[Part of a data file]
● ● ●

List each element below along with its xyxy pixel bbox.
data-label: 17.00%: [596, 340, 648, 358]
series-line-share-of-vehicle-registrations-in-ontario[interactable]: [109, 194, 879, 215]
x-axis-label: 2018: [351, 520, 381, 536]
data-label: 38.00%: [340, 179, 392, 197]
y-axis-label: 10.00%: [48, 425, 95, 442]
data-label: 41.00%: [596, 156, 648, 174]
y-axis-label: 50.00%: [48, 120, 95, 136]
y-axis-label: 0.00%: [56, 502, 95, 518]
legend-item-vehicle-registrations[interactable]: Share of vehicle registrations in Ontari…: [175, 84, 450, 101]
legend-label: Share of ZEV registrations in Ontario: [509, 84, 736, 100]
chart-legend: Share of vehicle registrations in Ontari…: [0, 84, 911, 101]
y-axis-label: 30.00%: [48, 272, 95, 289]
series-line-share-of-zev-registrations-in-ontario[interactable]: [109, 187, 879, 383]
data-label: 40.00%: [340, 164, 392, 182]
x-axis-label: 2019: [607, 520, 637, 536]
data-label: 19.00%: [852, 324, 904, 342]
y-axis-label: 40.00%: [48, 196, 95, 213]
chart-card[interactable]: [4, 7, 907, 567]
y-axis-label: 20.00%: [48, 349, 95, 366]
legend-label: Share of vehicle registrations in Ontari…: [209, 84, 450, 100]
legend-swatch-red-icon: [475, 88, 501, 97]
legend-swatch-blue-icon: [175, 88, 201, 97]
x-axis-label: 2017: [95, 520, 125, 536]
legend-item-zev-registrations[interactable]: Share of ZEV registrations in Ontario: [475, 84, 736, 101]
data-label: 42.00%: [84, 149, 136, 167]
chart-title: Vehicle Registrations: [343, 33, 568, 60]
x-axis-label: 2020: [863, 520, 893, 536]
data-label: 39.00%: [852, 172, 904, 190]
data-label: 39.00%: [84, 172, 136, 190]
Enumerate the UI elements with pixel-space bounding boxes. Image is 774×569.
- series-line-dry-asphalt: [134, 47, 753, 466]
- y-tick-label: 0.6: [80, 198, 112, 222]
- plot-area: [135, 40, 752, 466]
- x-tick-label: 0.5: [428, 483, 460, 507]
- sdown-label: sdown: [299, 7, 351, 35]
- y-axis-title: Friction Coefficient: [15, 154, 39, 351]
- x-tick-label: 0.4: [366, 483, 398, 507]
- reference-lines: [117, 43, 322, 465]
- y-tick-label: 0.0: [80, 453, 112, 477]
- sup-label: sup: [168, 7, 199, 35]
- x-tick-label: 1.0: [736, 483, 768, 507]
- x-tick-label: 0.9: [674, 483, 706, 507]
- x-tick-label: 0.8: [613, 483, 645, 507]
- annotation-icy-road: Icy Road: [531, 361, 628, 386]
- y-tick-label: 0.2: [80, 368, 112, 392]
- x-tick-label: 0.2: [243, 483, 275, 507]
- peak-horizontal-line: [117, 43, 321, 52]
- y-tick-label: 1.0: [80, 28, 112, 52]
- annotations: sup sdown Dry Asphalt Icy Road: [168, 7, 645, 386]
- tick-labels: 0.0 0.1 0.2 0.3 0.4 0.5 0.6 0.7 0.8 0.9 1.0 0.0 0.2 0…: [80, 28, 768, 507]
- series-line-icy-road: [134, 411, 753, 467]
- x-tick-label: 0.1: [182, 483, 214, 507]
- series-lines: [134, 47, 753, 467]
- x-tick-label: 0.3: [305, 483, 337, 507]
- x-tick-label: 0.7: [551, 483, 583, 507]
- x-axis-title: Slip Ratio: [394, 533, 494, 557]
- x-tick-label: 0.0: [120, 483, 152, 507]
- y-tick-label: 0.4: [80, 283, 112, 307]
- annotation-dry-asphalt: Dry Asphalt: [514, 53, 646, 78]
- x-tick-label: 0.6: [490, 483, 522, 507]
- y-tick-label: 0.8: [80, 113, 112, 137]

● ● ●

→ EXERCISE GOAL
Can you reproduce every line of the items above, word for word and in the same order?

→ OUTPUT FOR THIS TASK
List each element below along with its xyxy pixel bbox.
data-label: 17.00%: [596, 340, 648, 358]
series-line-share-of-vehicle-registrations-in-ontario[interactable]: [109, 194, 879, 215]
x-axis-label: 2018: [351, 520, 381, 536]
data-label: 38.00%: [340, 179, 392, 197]
y-axis-label: 10.00%: [48, 425, 95, 442]
data-label: 41.00%: [596, 156, 648, 174]
y-axis-label: 50.00%: [48, 120, 95, 136]
y-axis-label: 0.00%: [56, 502, 95, 518]
legend-item-vehicle-registrations[interactable]: Share of vehicle registrations in Ontari…: [175, 84, 450, 101]
legend-label: Share of ZEV registrations in Ontario: [509, 84, 736, 100]
chart-legend: Share of vehicle registrations in Ontari…: [0, 84, 911, 101]
y-axis-label: 30.00%: [48, 272, 95, 289]
series-line-share-of-zev-registrations-in-ontario[interactable]: [109, 187, 879, 383]
data-label: 40.00%: [340, 164, 392, 182]
x-axis-label: 2019: [607, 520, 637, 536]
data-label: 19.00%: [852, 324, 904, 342]
y-axis-label: 40.00%: [48, 196, 95, 213]
chart-card[interactable]: [4, 7, 907, 567]
y-axis-label: 20.00%: [48, 349, 95, 366]
legend-label: Share of vehicle registrations in Ontari…: [209, 84, 450, 100]
legend-swatch-red-icon: [475, 88, 501, 97]
legend-swatch-blue-icon: [175, 88, 201, 97]
x-axis-label: 2017: [95, 520, 125, 536]
legend-item-zev-registrations[interactable]: Share of ZEV registrations in Ontario: [475, 84, 736, 101]
data-label: 42.00%: [84, 149, 136, 167]
chart-title: Vehicle Registrations: [343, 33, 568, 60]
x-axis-label: 2020: [863, 520, 893, 536]
data-label: 39.00%: [852, 172, 904, 190]
data-label: 39.00%: [84, 172, 136, 190]
Enumerate the UI elements with pixel-space bounding boxes. Image is 774×569.
- series-line-dry-asphalt: [134, 47, 753, 466]
- y-tick-label: 0.6: [80, 198, 112, 222]
- plot-area: [135, 40, 752, 466]
- x-tick-label: 0.5: [428, 483, 460, 507]
- sdown-label: sdown: [299, 7, 351, 35]
- y-axis-title: Friction Coefficient: [15, 154, 39, 351]
- x-tick-label: 0.4: [366, 483, 398, 507]
- reference-lines: [117, 43, 322, 465]
- y-tick-label: 0.0: [80, 453, 112, 477]
- sup-label: sup: [168, 7, 199, 35]
- x-tick-label: 1.0: [736, 483, 768, 507]
- x-tick-label: 0.9: [674, 483, 706, 507]
- x-tick-label: 0.8: [613, 483, 645, 507]
- annotation-icy-road: Icy Road: [531, 361, 628, 386]
- y-tick-label: 0.2: [80, 368, 112, 392]
- x-tick-label: 0.2: [243, 483, 275, 507]
- peak-horizontal-line: [117, 43, 321, 52]
- y-tick-label: 1.0: [80, 28, 112, 52]
- annotations: sup sdown Dry Asphalt Icy Road: [168, 7, 645, 386]
- tick-labels: 0.0 0.1 0.2 0.3 0.4 0.5 0.6 0.7 0.8 0.9 1.0 0.0 0.2 0…: [80, 28, 768, 507]
- series-line-icy-road: [134, 411, 753, 467]
- x-tick-label: 0.1: [182, 483, 214, 507]
- series-lines: [134, 47, 753, 467]
- x-tick-label: 0.3: [305, 483, 337, 507]
- x-tick-label: 0.7: [551, 483, 583, 507]
- x-axis-title: Slip Ratio: [394, 533, 494, 557]
- x-tick-label: 0.0: [120, 483, 152, 507]
- y-tick-label: 0.4: [80, 283, 112, 307]
- annotation-dry-asphalt: Dry Asphalt: [514, 53, 646, 78]
- x-tick-label: 0.6: [490, 483, 522, 507]
- y-tick-label: 0.8: [80, 113, 112, 137]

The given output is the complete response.